--- Begin ---
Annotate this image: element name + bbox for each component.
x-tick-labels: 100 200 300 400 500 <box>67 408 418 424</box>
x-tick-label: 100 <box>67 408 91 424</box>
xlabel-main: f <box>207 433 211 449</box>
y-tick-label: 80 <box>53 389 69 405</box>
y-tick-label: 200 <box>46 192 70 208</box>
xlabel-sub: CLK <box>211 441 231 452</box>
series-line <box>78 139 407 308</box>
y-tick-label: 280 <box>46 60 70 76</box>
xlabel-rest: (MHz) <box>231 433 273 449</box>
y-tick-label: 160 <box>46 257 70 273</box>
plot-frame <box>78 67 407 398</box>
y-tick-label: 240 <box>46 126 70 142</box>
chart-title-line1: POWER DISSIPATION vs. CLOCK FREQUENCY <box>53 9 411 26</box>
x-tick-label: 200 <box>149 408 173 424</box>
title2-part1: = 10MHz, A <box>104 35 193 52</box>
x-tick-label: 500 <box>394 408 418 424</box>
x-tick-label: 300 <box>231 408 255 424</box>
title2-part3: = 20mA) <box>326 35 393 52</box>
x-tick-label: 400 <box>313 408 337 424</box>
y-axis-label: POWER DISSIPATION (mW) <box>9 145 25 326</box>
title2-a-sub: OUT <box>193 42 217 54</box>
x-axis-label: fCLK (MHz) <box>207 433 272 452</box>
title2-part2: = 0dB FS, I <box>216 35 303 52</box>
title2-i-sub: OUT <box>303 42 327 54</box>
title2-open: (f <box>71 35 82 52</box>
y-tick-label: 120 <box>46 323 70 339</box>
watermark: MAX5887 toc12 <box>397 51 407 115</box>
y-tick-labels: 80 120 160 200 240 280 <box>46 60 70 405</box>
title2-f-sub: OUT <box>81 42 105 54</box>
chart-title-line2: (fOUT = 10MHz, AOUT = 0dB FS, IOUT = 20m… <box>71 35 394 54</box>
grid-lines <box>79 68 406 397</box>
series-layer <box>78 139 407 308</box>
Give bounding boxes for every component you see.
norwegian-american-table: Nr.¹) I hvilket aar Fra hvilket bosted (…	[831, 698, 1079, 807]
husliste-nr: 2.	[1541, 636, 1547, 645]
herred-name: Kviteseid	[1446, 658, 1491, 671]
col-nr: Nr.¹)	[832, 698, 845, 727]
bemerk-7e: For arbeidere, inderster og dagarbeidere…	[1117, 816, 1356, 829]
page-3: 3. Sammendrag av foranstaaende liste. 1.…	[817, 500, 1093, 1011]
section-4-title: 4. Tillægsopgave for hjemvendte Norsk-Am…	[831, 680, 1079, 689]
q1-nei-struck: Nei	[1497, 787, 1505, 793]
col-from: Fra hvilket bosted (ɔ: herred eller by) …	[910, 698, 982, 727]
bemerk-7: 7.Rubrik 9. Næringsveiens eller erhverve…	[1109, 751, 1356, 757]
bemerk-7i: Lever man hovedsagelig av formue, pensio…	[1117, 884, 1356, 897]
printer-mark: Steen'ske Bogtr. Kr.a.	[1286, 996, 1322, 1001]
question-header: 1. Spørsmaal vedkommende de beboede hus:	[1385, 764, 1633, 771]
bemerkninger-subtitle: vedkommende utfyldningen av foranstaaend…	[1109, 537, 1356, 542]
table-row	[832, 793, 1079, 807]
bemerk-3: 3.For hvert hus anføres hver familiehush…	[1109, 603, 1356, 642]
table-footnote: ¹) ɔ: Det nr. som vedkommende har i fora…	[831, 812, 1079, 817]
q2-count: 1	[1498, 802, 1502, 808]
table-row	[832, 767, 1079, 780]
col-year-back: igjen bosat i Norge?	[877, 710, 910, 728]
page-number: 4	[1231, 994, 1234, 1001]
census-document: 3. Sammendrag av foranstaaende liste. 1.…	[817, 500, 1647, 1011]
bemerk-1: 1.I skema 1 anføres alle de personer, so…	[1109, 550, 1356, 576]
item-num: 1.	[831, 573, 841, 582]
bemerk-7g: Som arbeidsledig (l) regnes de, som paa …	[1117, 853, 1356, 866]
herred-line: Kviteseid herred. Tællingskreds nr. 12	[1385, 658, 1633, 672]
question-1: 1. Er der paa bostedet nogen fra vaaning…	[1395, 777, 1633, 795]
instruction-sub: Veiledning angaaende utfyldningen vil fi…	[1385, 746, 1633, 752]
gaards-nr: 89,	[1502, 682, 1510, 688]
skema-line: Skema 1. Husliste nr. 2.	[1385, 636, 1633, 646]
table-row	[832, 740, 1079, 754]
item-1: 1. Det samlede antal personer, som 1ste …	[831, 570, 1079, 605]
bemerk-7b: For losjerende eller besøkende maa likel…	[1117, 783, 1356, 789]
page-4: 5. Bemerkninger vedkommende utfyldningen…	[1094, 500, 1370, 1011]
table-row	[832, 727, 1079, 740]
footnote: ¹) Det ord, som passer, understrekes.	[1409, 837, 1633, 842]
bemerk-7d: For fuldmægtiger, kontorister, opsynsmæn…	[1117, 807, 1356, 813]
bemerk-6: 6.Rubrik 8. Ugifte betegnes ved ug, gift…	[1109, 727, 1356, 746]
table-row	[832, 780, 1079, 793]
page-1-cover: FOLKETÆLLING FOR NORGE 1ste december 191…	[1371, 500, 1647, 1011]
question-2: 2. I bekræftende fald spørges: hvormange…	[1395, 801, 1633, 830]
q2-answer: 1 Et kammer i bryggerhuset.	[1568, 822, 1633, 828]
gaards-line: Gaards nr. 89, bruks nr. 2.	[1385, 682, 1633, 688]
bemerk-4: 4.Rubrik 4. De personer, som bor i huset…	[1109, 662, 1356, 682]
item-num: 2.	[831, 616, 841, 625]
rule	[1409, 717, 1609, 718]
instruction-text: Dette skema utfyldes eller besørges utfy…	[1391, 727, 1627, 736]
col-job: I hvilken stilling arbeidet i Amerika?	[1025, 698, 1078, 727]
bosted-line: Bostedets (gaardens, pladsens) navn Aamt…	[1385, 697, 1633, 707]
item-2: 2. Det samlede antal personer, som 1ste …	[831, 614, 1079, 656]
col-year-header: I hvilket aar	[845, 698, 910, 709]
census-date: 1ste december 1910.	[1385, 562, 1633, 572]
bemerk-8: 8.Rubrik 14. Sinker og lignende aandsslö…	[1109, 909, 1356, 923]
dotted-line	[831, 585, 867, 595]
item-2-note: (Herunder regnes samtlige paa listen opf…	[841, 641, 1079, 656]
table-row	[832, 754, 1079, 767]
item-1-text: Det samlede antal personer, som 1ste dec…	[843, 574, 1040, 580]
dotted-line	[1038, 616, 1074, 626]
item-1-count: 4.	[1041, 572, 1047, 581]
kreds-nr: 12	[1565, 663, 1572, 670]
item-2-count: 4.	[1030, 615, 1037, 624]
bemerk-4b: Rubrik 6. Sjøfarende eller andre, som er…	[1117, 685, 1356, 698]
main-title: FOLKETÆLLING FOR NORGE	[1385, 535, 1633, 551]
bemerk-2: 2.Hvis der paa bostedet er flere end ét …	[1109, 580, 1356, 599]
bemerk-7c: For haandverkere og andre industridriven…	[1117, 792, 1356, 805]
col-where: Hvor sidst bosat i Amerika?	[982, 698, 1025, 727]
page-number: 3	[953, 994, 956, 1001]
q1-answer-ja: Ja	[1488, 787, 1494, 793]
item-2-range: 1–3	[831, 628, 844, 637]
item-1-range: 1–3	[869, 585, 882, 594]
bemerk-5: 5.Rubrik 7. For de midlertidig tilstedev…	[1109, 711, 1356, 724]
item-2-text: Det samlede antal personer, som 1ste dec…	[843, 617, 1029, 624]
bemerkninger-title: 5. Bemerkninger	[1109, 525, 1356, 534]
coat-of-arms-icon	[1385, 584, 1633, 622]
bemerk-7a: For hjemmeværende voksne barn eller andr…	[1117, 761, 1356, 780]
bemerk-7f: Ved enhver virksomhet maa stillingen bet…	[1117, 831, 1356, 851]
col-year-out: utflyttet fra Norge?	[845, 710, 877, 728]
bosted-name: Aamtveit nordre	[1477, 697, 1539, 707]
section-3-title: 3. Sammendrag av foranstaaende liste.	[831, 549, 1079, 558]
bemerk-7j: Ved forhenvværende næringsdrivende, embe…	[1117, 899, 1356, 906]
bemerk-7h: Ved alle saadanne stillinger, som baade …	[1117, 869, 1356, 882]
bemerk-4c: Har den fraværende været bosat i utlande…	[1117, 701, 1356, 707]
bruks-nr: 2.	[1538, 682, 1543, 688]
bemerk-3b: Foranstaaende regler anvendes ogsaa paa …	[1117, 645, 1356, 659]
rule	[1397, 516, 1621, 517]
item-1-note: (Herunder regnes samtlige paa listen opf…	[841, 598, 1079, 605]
--- End ---
WHAT YOU HAVE TO DO =>
Please copy the entries above exactly, starting with the first line and going on through the line containing "y-tick-label: 200 <box>46 192 70 208</box>", with both of those lines included.

THE REPLY =>
Annotate this image: element name + bbox for each component.
x-tick-labels: 100 200 300 400 500 <box>67 408 418 424</box>
x-tick-label: 100 <box>67 408 91 424</box>
xlabel-main: f <box>207 433 211 449</box>
y-tick-label: 80 <box>53 389 69 405</box>
y-tick-label: 200 <box>46 192 70 208</box>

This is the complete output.